WORK INSTRUCTIONS
Extract all lines that hold the string "name".

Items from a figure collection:

=======

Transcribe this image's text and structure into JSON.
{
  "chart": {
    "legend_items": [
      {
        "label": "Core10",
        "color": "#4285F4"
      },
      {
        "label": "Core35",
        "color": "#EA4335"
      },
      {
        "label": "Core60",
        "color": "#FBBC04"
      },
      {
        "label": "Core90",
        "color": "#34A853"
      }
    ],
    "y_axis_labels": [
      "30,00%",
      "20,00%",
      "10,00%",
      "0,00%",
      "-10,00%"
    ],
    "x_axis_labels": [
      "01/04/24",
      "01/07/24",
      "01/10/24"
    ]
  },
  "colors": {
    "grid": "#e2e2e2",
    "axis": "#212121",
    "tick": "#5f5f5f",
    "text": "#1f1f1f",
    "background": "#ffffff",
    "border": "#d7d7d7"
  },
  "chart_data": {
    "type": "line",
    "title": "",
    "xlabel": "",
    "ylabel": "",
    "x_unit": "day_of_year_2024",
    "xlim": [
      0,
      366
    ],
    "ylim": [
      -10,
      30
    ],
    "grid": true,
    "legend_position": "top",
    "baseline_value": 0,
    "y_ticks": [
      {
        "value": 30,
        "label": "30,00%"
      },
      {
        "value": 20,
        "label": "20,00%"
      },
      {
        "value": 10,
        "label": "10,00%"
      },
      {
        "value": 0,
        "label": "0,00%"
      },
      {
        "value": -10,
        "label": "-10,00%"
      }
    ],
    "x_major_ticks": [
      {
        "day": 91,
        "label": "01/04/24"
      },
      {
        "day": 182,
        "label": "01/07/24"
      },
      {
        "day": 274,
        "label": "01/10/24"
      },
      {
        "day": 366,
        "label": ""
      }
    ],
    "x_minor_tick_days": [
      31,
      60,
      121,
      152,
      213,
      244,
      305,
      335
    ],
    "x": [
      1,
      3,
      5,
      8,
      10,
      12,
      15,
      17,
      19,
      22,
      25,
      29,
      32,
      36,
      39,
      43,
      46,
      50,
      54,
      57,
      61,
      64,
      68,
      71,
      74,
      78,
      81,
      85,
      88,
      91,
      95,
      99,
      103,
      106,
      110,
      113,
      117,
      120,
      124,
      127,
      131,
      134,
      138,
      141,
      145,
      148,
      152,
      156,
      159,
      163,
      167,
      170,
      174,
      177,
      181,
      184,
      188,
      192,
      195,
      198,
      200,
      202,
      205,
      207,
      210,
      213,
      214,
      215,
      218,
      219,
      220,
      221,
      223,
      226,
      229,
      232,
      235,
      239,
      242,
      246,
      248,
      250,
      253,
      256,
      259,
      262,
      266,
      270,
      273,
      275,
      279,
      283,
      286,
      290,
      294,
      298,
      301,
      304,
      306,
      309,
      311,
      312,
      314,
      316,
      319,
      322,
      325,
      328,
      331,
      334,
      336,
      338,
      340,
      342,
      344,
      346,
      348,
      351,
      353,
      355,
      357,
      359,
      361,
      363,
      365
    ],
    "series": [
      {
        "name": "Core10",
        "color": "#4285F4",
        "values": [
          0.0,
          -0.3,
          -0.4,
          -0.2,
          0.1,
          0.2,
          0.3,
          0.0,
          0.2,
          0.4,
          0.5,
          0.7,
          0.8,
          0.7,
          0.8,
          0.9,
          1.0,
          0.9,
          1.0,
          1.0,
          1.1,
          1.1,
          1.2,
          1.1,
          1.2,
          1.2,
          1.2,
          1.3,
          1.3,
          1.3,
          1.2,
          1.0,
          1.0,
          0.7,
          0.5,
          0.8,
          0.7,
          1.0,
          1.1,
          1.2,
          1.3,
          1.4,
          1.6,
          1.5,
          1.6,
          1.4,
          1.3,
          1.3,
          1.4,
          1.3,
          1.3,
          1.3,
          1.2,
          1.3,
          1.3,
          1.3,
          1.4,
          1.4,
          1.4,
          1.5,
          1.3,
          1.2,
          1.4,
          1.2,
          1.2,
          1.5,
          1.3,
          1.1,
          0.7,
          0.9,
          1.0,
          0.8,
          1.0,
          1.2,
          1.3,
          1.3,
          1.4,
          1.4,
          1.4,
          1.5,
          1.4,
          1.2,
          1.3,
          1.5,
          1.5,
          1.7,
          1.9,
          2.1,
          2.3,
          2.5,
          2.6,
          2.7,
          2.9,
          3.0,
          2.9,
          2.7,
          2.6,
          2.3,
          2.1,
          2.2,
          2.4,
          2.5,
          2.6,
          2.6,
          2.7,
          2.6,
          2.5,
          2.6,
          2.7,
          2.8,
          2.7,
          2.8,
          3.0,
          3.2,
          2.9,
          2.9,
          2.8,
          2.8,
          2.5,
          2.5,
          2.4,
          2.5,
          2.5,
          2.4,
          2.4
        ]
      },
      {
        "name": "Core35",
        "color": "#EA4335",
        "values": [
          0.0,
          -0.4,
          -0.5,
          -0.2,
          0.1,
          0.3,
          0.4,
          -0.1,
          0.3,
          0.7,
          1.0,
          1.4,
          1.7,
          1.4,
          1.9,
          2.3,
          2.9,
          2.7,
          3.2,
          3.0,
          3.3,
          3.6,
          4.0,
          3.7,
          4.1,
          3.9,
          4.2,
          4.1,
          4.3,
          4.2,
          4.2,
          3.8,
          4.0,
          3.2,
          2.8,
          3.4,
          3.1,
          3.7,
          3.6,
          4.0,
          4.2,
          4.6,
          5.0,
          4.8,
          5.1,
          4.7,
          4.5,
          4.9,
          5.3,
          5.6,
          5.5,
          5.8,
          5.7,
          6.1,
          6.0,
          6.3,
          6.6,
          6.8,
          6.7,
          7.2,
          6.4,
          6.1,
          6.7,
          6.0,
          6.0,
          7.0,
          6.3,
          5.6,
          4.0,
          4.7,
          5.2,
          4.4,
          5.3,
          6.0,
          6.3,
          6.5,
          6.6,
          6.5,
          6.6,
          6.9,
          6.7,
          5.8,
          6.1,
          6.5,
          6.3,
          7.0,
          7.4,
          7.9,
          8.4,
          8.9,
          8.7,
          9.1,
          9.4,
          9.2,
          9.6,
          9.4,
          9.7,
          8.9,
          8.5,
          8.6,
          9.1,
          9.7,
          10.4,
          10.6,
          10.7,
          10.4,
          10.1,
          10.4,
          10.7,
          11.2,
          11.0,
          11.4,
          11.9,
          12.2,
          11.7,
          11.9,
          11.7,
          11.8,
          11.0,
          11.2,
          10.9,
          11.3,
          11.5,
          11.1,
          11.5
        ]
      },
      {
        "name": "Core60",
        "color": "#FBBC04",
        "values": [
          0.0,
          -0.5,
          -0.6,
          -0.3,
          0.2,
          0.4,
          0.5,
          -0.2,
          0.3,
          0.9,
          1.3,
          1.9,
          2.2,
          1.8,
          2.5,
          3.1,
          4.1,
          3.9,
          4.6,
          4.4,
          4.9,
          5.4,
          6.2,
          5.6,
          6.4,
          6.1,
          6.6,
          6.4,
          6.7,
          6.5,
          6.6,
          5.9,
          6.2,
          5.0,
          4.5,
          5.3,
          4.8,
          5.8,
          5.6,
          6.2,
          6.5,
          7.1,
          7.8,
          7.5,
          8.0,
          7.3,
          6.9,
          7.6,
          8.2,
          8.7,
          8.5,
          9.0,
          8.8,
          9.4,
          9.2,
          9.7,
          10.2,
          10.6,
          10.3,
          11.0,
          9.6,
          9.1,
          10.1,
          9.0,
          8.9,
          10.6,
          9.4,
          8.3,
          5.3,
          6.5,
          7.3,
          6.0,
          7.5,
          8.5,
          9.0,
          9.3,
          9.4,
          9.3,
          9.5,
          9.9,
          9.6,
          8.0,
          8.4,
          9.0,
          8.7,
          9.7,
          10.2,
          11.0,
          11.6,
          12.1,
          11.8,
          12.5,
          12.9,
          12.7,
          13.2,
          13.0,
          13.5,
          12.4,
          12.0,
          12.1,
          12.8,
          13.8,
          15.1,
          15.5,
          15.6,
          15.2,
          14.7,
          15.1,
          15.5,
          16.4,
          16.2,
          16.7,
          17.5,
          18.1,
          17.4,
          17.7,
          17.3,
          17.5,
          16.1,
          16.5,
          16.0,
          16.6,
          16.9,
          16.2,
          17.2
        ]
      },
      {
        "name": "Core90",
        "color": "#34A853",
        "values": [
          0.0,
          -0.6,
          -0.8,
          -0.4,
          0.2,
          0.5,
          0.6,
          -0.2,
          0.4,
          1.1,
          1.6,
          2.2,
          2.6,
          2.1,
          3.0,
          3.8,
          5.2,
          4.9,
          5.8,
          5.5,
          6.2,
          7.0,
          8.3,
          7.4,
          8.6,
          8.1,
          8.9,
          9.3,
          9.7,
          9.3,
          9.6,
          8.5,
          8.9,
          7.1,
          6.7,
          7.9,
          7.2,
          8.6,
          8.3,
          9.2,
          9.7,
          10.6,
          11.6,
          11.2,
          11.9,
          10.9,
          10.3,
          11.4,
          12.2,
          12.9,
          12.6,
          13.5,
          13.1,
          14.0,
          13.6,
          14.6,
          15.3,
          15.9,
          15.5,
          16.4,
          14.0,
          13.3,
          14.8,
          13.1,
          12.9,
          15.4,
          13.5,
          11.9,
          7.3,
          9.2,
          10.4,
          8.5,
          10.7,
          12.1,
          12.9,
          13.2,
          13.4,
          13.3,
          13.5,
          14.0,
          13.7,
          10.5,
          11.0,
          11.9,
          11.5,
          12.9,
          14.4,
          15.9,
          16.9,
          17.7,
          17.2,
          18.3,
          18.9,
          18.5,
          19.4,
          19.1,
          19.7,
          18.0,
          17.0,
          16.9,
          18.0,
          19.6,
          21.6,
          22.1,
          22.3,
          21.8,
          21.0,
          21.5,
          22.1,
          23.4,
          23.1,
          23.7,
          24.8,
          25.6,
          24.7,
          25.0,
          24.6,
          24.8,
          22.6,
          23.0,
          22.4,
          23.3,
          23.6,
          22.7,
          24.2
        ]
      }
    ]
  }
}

=======

SOLUTION TO THE EXERCISE
        "name": "Core10",
        "name": "Core35",
        "name": "Core60",
        "name": "Core90",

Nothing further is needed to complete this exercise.